# JOB
The listing below must be repeated word for word, with its images excluded.

═════ INFORMATION GIVEN ═════

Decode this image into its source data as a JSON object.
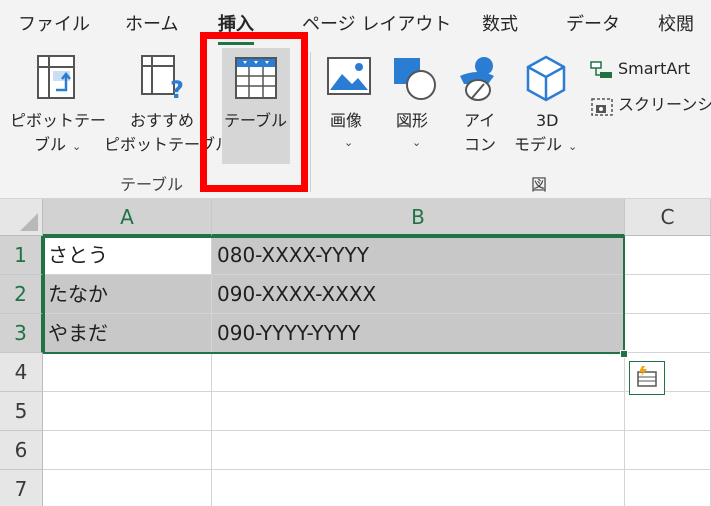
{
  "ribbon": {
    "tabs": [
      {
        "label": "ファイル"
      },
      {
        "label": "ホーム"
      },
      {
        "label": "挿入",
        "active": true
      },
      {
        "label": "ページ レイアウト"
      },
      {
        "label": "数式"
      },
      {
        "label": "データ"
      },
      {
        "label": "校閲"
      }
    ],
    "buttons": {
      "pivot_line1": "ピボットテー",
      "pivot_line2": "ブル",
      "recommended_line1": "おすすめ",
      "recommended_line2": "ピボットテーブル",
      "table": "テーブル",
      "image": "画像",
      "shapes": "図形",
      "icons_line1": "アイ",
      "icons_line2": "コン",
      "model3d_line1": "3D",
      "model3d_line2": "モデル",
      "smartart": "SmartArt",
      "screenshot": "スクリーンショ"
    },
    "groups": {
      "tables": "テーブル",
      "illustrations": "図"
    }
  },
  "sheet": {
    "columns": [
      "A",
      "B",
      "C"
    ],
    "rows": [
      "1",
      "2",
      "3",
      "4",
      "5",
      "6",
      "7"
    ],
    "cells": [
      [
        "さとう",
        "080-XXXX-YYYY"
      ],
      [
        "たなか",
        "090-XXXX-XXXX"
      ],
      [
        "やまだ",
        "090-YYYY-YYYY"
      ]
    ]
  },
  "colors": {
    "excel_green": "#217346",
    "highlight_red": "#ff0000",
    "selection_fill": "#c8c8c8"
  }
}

═════

# FINAL RESULT
Decode this image into its source data as a JSON object.
{
  "ribbon": {
    "tabs": [
      {
        "label": "ファイル"
      },
      {
        "label": "ホーム"
      },
      {
        "label": "挿入",
        "active": true
      },
      {
        "label": "ページ レイアウト"
      },
      {
        "label": "数式"
      },
      {
        "label": "データ"
      },
      {
        "label": "校閲"
      }
    ],
    "buttons": {
      "pivot_line1": "ピボットテー",
      "pivot_line2": "ブル",
      "recommended_line1": "おすすめ",
      "recommended_line2": "ピボットテーブル",
      "table": "テーブル",
      "image": "画像",
      "shapes": "図形",
      "icons_line1": "アイ",
      "icons_line2": "コン",
      "model3d_line1": "3D",
      "model3d_line2": "モデル",
      "smartart": "SmartArt",
      "screenshot": "スクリーンショ"
    },
    "groups": {
      "tables": "テーブル",
      "illustrations": "図"
    }
  },
  "sheet": {
    "columns": [
      "A",
      "B",
      "C"
    ],
    "rows": [
      "1",
      "2",
      "3",
      "4",
      "5",
      "6",
      "7"
    ],
    "cells": [
      [
        "さとう",
        "080-XXXX-YYYY"
      ],
      [
        "たなか",
        "090-XXXX-XXXX"
      ],
      [
        "やまだ",
        "090-YYYY-YYYY"
      ]
    ]
  },
  "colors": {
    "excel_green": "#217346",
    "highlight_red": "#ff0000",
    "selection_fill": "#c8c8c8"
  }
}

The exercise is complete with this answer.